begin RECORDS
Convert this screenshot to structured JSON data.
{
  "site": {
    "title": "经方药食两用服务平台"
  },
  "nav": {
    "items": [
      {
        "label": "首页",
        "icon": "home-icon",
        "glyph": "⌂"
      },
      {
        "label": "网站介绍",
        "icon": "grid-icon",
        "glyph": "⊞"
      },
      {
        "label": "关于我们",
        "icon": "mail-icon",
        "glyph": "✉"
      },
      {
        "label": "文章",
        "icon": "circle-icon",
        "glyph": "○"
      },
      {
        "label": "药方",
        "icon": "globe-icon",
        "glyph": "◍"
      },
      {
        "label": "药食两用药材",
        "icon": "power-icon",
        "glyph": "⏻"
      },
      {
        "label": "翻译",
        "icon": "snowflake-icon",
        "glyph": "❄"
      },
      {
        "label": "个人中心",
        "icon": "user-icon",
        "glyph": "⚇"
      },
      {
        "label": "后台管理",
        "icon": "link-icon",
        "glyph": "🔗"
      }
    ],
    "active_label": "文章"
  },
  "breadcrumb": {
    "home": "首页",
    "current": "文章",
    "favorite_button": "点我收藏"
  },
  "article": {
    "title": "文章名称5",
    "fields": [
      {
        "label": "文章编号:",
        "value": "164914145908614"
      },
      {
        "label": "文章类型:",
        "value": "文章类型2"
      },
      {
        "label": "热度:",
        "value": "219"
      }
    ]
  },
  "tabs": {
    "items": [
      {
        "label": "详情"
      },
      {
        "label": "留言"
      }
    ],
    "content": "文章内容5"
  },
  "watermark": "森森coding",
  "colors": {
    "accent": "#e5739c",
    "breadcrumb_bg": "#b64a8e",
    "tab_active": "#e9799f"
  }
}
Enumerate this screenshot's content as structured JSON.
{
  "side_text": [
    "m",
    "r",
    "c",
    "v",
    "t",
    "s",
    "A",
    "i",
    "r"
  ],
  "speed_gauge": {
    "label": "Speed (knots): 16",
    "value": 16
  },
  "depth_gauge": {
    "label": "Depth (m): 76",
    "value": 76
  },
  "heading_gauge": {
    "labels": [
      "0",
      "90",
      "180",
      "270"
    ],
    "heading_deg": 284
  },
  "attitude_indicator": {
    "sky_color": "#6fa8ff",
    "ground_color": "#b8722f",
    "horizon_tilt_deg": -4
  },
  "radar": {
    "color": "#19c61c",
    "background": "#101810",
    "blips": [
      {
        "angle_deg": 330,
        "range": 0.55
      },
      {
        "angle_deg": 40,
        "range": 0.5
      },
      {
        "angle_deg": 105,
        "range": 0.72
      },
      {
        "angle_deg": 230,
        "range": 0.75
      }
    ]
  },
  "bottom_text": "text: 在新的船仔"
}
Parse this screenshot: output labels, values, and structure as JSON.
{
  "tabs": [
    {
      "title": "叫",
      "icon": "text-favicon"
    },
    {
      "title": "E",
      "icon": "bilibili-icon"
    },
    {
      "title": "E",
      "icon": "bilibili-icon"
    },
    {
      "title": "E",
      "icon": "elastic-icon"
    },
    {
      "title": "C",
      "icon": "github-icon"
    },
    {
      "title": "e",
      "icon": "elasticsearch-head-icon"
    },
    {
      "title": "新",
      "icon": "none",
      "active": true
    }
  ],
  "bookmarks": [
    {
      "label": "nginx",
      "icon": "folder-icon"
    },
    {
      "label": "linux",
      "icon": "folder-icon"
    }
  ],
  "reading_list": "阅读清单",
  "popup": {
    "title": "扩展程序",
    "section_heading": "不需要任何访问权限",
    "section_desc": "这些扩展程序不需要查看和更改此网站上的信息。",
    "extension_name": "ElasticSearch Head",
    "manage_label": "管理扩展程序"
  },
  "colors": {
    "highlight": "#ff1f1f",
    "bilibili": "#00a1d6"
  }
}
end RECORDS
=== WRITTEN INSTRUCTION ===
Transcribe every entry word for word.

=== COMPLETE RESPONSE ===
Convert this screenshot to structured JSON data.
{
  "site": {
    "title": "经方药食两用服务平台"
  },
  "nav": {
    "items": [
      {
        "label": "首页",
        "icon": "home-icon",
        "glyph": "⌂"
      },
      {
        "label": "网站介绍",
        "icon": "grid-icon",
        "glyph": "⊞"
      },
      {
        "label": "关于我们",
        "icon": "mail-icon",
        "glyph": "✉"
      },
      {
        "label": "文章",
        "icon": "circle-icon",
        "glyph": "○"
      },
      {
        "label": "药方",
        "icon": "globe-icon",
        "glyph": "◍"
      },
      {
        "label": "药食两用药材",
        "icon": "power-icon",
        "glyph": "⏻"
      },
      {
        "label": "翻译",
        "icon": "snowflake-icon",
        "glyph": "❄"
      },
      {
        "label": "个人中心",
        "icon": "user-icon",
        "glyph": "⚇"
      },
      {
        "label": "后台管理",
        "icon": "link-icon",
        "glyph": "🔗"
      }
    ],
    "active_label": "文章"
  },
  "breadcrumb": {
    "home": "首页",
    "current": "文章",
    "favorite_button": "点我收藏"
  },
  "article": {
    "title": "文章名称5",
    "fields": [
      {
        "label": "文章编号:",
        "value": "164914145908614"
      },
      {
        "label": "文章类型:",
        "value": "文章类型2"
      },
      {
        "label": "热度:",
        "value": "219"
      }
    ]
  },
  "tabs": {
    "items": [
      {
        "label": "详情"
      },
      {
        "label": "留言"
      }
    ],
    "content": "文章内容5"
  },
  "watermark": "森森coding",
  "colors": {
    "accent": "#e5739c",
    "breadcrumb_bg": "#b64a8e",
    "tab_active": "#e9799f"
  }
}
Enumerate this screenshot's content as structured JSON.
{
  "side_text": [
    "m",
    "r",
    "c",
    "v",
    "t",
    "s",
    "A",
    "i",
    "r"
  ],
  "speed_gauge": {
    "label": "Speed (knots): 16",
    "value": 16
  },
  "depth_gauge": {
    "label": "Depth (m): 76",
    "value": 76
  },
  "heading_gauge": {
    "labels": [
      "0",
      "90",
      "180",
      "270"
    ],
    "heading_deg": 284
  },
  "attitude_indicator": {
    "sky_color": "#6fa8ff",
    "ground_color": "#b8722f",
    "horizon_tilt_deg": -4
  },
  "radar": {
    "color": "#19c61c",
    "background": "#101810",
    "blips": [
      {
        "angle_deg": 330,
        "range": 0.55
      },
      {
        "angle_deg": 40,
        "range": 0.5
      },
      {
        "angle_deg": 105,
        "range": 0.72
      },
      {
        "angle_deg": 230,
        "range": 0.75
      }
    ]
  },
  "bottom_text": "text: 在新的船仔"
}
Parse this screenshot: output labels, values, and structure as JSON.
{
  "tabs": [
    {
      "title": "叫",
      "icon": "text-favicon"
    },
    {
      "title": "E",
      "icon": "bilibili-icon"
    },
    {
      "title": "E",
      "icon": "bilibili-icon"
    },
    {
      "title": "E",
      "icon": "elastic-icon"
    },
    {
      "title": "C",
      "icon": "github-icon"
    },
    {
      "title": "e",
      "icon": "elasticsearch-head-icon"
    },
    {
      "title": "新",
      "icon": "none",
      "active": true
    }
  ],
  "bookmarks": [
    {
      "label": "nginx",
      "icon": "folder-icon"
    },
    {
      "label": "linux",
      "icon": "folder-icon"
    }
  ],
  "reading_list": "阅读清单",
  "popup": {
    "title": "扩展程序",
    "section_heading": "不需要任何访问权限",
    "section_desc": "这些扩展程序不需要查看和更改此网站上的信息。",
    "extension_name": "ElasticSearch Head",
    "manage_label": "管理扩展程序"
  },
  "colors": {
    "highlight": "#ff1f1f",
    "bilibili": "#00a1d6"
  }
}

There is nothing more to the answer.